Data shown:
↓
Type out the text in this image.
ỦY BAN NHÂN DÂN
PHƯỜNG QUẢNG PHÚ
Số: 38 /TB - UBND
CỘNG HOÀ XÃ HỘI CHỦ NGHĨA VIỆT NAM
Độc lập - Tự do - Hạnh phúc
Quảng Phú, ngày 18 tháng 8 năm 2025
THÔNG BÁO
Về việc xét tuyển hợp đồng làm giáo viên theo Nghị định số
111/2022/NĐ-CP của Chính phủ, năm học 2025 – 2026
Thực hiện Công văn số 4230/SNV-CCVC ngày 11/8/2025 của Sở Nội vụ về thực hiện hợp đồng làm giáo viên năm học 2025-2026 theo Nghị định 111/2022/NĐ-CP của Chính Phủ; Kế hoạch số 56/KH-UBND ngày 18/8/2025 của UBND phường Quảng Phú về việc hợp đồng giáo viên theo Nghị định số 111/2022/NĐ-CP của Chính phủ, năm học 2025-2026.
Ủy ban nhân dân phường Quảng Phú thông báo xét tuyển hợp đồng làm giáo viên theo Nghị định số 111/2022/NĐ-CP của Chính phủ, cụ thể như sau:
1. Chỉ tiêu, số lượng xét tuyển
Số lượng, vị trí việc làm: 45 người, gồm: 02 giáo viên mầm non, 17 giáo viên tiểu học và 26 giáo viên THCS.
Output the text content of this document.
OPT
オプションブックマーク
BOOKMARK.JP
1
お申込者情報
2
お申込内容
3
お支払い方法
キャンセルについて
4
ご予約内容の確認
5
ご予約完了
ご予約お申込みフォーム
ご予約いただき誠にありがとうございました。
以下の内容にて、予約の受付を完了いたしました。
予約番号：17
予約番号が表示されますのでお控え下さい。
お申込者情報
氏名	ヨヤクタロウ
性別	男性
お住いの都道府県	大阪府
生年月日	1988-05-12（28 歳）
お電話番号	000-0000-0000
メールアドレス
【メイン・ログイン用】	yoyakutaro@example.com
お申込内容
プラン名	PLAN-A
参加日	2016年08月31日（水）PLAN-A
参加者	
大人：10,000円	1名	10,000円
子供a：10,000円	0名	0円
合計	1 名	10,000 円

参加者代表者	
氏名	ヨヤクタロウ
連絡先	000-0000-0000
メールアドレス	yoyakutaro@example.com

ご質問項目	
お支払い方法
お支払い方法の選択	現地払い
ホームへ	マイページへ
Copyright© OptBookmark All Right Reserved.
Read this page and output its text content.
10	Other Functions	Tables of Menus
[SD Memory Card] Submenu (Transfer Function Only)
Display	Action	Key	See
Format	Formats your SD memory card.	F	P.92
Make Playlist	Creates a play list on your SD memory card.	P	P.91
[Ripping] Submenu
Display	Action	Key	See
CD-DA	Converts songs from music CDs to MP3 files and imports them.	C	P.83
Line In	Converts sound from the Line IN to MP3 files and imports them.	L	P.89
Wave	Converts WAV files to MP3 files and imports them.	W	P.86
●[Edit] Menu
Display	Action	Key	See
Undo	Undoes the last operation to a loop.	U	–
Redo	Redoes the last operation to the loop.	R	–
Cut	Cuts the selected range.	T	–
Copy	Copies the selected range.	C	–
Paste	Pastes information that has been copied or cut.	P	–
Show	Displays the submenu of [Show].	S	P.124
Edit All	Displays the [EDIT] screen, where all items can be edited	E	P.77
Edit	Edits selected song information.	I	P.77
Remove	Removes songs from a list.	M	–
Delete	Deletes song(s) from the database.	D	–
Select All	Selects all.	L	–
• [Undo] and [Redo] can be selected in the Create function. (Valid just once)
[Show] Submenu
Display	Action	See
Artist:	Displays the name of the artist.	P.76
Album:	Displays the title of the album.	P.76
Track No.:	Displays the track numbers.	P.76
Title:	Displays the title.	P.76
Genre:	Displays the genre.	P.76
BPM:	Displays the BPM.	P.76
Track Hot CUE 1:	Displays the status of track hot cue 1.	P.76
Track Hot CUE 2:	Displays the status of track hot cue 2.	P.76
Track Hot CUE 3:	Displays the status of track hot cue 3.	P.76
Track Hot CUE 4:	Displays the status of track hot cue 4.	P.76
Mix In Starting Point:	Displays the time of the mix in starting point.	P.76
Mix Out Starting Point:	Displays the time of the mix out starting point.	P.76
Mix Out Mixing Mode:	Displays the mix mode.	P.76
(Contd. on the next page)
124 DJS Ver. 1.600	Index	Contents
↑
Short task: Copy the material above back out, exactly as written.

Answer below:
Type out the text in this image.
ỦY BAN NHÂN DÂN
PHƯỜNG QUẢNG PHÚ
Số: 38 /TB - UBND
CỘNG HOÀ XÃ HỘI CHỦ NGHĨA VIỆT NAM
Độc lập - Tự do - Hạnh phúc
Quảng Phú, ngày 18 tháng 8 năm 2025
THÔNG BÁO
Về việc xét tuyển hợp đồng làm giáo viên theo Nghị định số
111/2022/NĐ-CP của Chính phủ, năm học 2025 – 2026
Thực hiện Công văn số 4230/SNV-CCVC ngày 11/8/2025 của Sở Nội vụ về thực hiện hợp đồng làm giáo viên năm học 2025-2026 theo Nghị định 111/2022/NĐ-CP của Chính Phủ; Kế hoạch số 56/KH-UBND ngày 18/8/2025 của UBND phường Quảng Phú về việc hợp đồng giáo viên theo Nghị định số 111/2022/NĐ-CP của Chính phủ, năm học 2025-2026.
Ủy ban nhân dân phường Quảng Phú thông báo xét tuyển hợp đồng làm giáo viên theo Nghị định số 111/2022/NĐ-CP của Chính phủ, cụ thể như sau:
1. Chỉ tiêu, số lượng xét tuyển
Số lượng, vị trí việc làm: 45 người, gồm: 02 giáo viên mầm non, 17 giáo viên tiểu học và 26 giáo viên THCS.
Output the text content of this document.
OPT
オプションブックマーク
BOOKMARK.JP
1
お申込者情報
2
お申込内容
3
お支払い方法
キャンセルについて
4
ご予約内容の確認
5
ご予約完了
ご予約お申込みフォーム
ご予約いただき誠にありがとうございました。
以下の内容にて、予約の受付を完了いたしました。
予約番号：17
予約番号が表示されますのでお控え下さい。
お申込者情報
氏名	ヨヤクタロウ
性別	男性
お住いの都道府県	大阪府
生年月日	1988-05-12（28 歳）
お電話番号	000-0000-0000
メールアドレス
【メイン・ログイン用】	yoyakutaro@example.com
お申込内容
プラン名	PLAN-A
参加日	2016年08月31日（水）PLAN-A
参加者	
大人：10,000円	1名	10,000円
子供a：10,000円	0名	0円
合計	1 名	10,000 円

参加者代表者	
氏名	ヨヤクタロウ
連絡先	000-0000-0000
メールアドレス	yoyakutaro@example.com

ご質問項目	
お支払い方法
お支払い方法の選択	現地払い
ホームへ	マイページへ
Copyright© OptBookmark All Right Reserved.
Read this page and output its text content.
10	Other Functions	Tables of Menus
[SD Memory Card] Submenu (Transfer Function Only)
Display	Action	Key	See
Format	Formats your SD memory card.	F	P.92
Make Playlist	Creates a play list on your SD memory card.	P	P.91
[Ripping] Submenu
Display	Action	Key	See
CD-DA	Converts songs from music CDs to MP3 files and imports them.	C	P.83
Line In	Converts sound from the Line IN to MP3 files and imports them.	L	P.89
Wave	Converts WAV files to MP3 files and imports them.	W	P.86
●[Edit] Menu
Display	Action	Key	See
Undo	Undoes the last operation to a loop.	U	–
Redo	Redoes the last operation to the loop.	R	–
Cut	Cuts the selected range.	T	–
Copy	Copies the selected range.	C	–
Paste	Pastes information that has been copied or cut.	P	–
Show	Displays the submenu of [Show].	S	P.124
Edit All	Displays the [EDIT] screen, where all items can be edited	E	P.77
Edit	Edits selected song information.	I	P.77
Remove	Removes songs from a list.	M	–
Delete	Deletes song(s) from the database.	D	–
Select All	Selects all.	L	–
• [Undo] and [Redo] can be selected in the Create function. (Valid just once)
[Show] Submenu
Display	Action	See
Artist:	Displays the name of the artist.	P.76
Album:	Displays the title of the album.	P.76
Track No.:	Displays the track numbers.	P.76
Title:	Displays the title.	P.76
Genre:	Displays the genre.	P.76
BPM:	Displays the BPM.	P.76
Track Hot CUE 1:	Displays the status of track hot cue 1.	P.76
Track Hot CUE 2:	Displays the status of track hot cue 2.	P.76
Track Hot CUE 3:	Displays the status of track hot cue 3.	P.76
Track Hot CUE 4:	Displays the status of track hot cue 4.	P.76
Mix In Starting Point:	Displays the time of the mix in starting point.	P.76
Mix Out Starting Point:	Displays the time of the mix out starting point.	P.76
Mix Out Mixing Mode:	Displays the mix mode.	P.76
(Contd. on the next page)
124 DJS Ver. 1.600	Index	Contents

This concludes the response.